Mariotti: vi racconto il cane che odiava Borges
Ironico e lieve, a 85 anni si rivela: «Scrivo cose brevi, un romanzo rischierebbe di rimanere incompiuto»
Che tipo Giovanni Mariotti. Alla sua bella età di 85 anni, non ha mai abbandonato l’aspetto di ragazzotto massiccio e sorridente di un sorriso malinconico, anche se il velo della malinconia si confonde con la timidezza che contribuisce alla postura sempre un po’ curva in un’altezza da giocatore di basket. E poi c’è l’ironia sorniona, la stessa che affiora in ogni sua pagina. Specie adesso che ha lasciato le misure del racconto lungo (quelle di Matilde, il romanzo autobiografico costituito da una sola frase, senza punteggiatura, di circa duecento pagine). Le sue più recenti uscite sono infatti due librini baciati dalla grazia e dalla gioia del ricordo. La gatta, Borges e il foxterrier (Franco Maria Ricci) contiene due suite narrative di materia animale: una gatta e un cagnolino che si rifanno una vita a loro modo: la prima optando per la quiete, il secondo scegliendo la sfida temeraria. Piccoli addii (Adelphi) è una catena di raccontini alla ricerca degli oggetti perduti (certe sigarette sciolte, le calze velate, il salvadanaio, la carta moschicida…) oltre che di immagini, luoghi e figure (la madre sarta e cantante su tutte).
Perché la gatta e il foxterrier?

SCOPO DEL COMPITO
Secondo il testo fornito su Giovanni Mariotti, quale editore ha pubblicato Piccoli addii? Le voci del dataset non servono per questo compito.

CONTENUTO DEL DATASET

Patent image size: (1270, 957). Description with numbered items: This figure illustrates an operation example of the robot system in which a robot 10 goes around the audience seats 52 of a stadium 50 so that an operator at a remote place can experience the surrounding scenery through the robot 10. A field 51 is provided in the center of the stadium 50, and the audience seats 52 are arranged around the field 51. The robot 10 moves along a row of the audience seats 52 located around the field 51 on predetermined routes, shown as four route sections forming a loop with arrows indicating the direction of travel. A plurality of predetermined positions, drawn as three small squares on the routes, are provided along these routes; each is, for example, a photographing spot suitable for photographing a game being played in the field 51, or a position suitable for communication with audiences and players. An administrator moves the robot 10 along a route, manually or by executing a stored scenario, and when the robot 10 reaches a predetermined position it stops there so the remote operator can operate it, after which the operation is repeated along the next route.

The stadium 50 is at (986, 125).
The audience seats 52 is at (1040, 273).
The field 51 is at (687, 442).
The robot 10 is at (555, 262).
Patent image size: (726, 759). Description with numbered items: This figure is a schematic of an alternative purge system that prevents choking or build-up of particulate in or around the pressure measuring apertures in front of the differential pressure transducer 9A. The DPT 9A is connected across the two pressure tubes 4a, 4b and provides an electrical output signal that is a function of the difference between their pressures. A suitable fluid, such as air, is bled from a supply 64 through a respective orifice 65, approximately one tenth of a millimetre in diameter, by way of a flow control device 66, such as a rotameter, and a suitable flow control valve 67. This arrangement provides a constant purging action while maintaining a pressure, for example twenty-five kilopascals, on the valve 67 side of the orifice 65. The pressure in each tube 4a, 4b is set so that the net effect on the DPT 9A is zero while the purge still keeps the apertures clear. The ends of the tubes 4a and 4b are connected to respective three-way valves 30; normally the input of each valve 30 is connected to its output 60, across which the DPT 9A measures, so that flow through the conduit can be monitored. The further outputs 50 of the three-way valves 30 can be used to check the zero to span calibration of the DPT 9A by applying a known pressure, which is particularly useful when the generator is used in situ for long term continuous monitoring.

RISULTATO ATTESO
Adelphi.